- Short exercise:
Transcribe the lines from the one containing "Decode this image" to the last line, inclusive, word for word. Include no pictures.

- Supplied records:
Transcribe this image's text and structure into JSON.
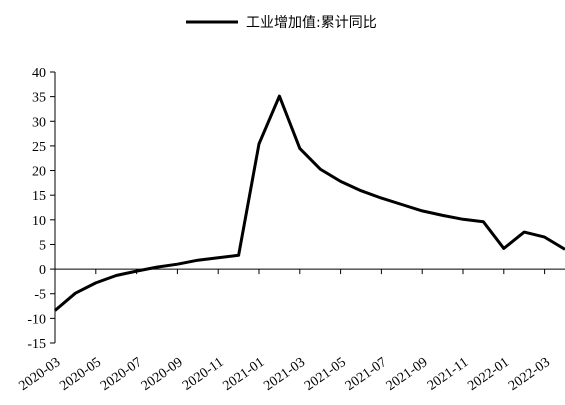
{
  "chart_data": {
    "type": "line",
    "legend": {
      "position": "top-center"
    },
    "grid": false,
    "ylim": [
      -15,
      40
    ],
    "yticks": [
      -15,
      -10,
      -5,
      0,
      5,
      10,
      15,
      20,
      25,
      30,
      35,
      40
    ],
    "xtick_labels": [
      "2020-03",
      "2020-05",
      "2020-07",
      "2020-09",
      "2020-11",
      "2021-01",
      "2021-03",
      "2021-05",
      "2021-07",
      "2021-09",
      "2021-11",
      "2022-01",
      "2022-03"
    ],
    "x": [
      "2020-03",
      "2020-04",
      "2020-05",
      "2020-06",
      "2020-07",
      "2020-08",
      "2020-09",
      "2020-10",
      "2020-11",
      "2020-12",
      "2021-01",
      "2021-02",
      "2021-03",
      "2021-04",
      "2021-05",
      "2021-06",
      "2021-07",
      "2021-08",
      "2021-09",
      "2021-10",
      "2021-11",
      "2021-12",
      "2022-01",
      "2022-02",
      "2022-03",
      "2022-04"
    ],
    "series": [
      {
        "name": "工业增加值:累计同比",
        "color": "#000000",
        "values": [
          -8.4,
          -4.9,
          -2.8,
          -1.3,
          -0.4,
          0.4,
          1.0,
          1.8,
          2.3,
          2.8,
          25.4,
          35.1,
          24.5,
          20.3,
          17.8,
          15.9,
          14.4,
          13.1,
          11.8,
          10.9,
          10.1,
          9.6,
          4.2,
          7.5,
          6.5,
          4.0
        ]
      }
    ]
  }
}
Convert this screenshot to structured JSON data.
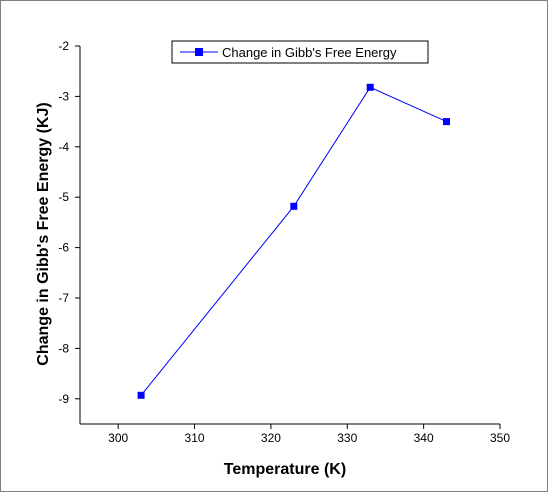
{
  "chart_data": {
    "type": "line",
    "title": "",
    "xlabel": "Temperature (K)",
    "ylabel": "Change in Gibb's Free Energy (KJ)",
    "xlim": [
      295,
      350
    ],
    "ylim": [
      -9.5,
      -2
    ],
    "xticks": [
      300,
      310,
      320,
      330,
      340,
      350
    ],
    "yticks": [
      -2,
      -3,
      -4,
      -5,
      -6,
      -7,
      -8,
      -9
    ],
    "grid": false,
    "legend_position": "top-center",
    "series": [
      {
        "name": "Change in Gibb's Free Energy",
        "color": "#0000ff",
        "marker": "square",
        "x": [
          303,
          323,
          333,
          343
        ],
        "y": [
          -8.93,
          -5.18,
          -2.82,
          -3.5
        ]
      }
    ]
  }
}
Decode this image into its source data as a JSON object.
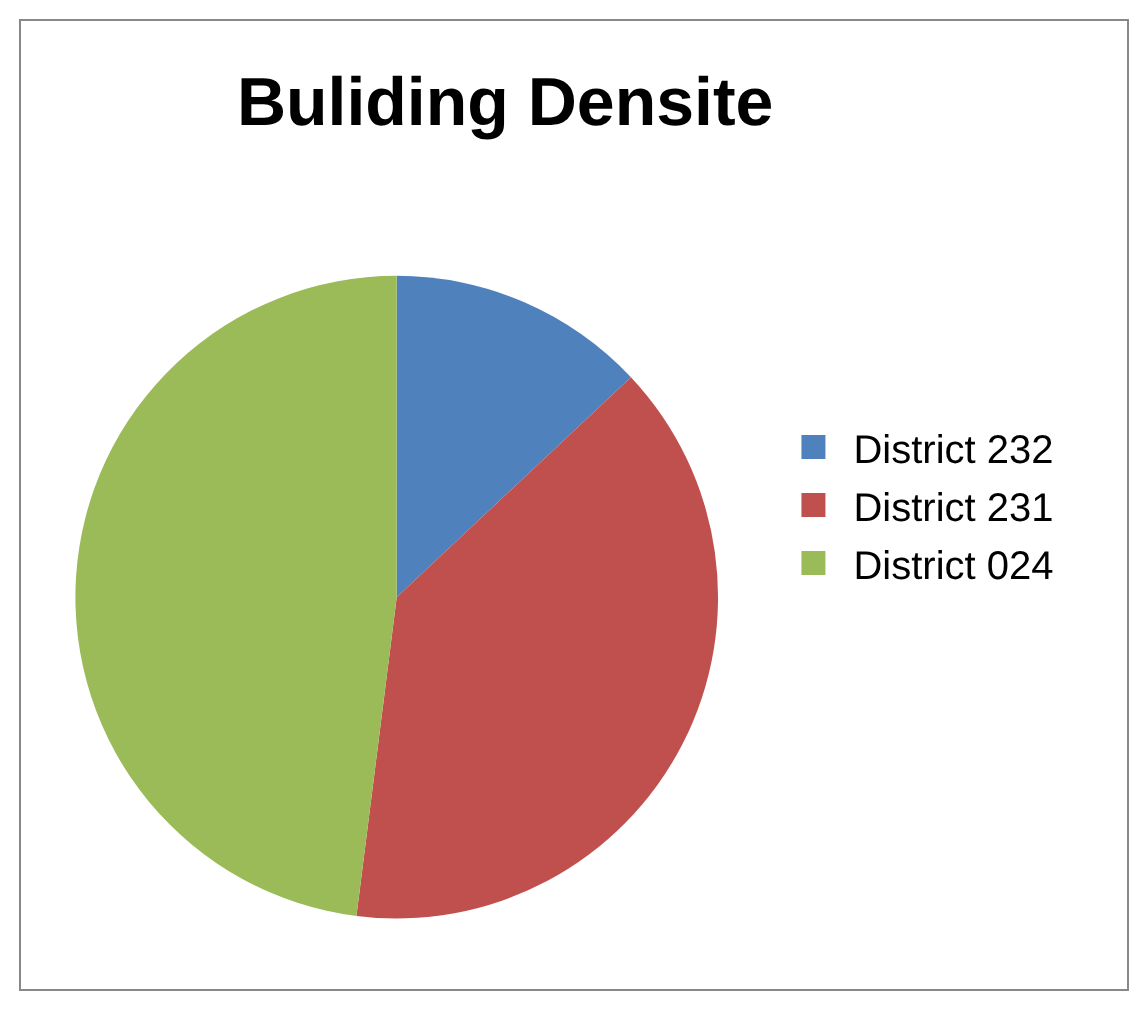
{
  "chart_data": {
    "type": "pie",
    "title": "Buliding Densite",
    "categories": [
      "District 232",
      "District 231",
      "District 024"
    ],
    "values": [
      13,
      39,
      48
    ],
    "colors": [
      "#4f81bd",
      "#c0504d",
      "#9bbb59"
    ],
    "legend": "right"
  }
}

- Complete answer:
Decode this image into its source data as a JSON object.
{
  "chart_data": {
    "type": "pie",
    "title": "Buliding Densite",
    "categories": [
      "District 232",
      "District 231",
      "District 024"
    ],
    "values": [
      13,
      39,
      48
    ],
    "colors": [
      "#4f81bd",
      "#c0504d",
      "#9bbb59"
    ],
    "legend": "right"
  }
}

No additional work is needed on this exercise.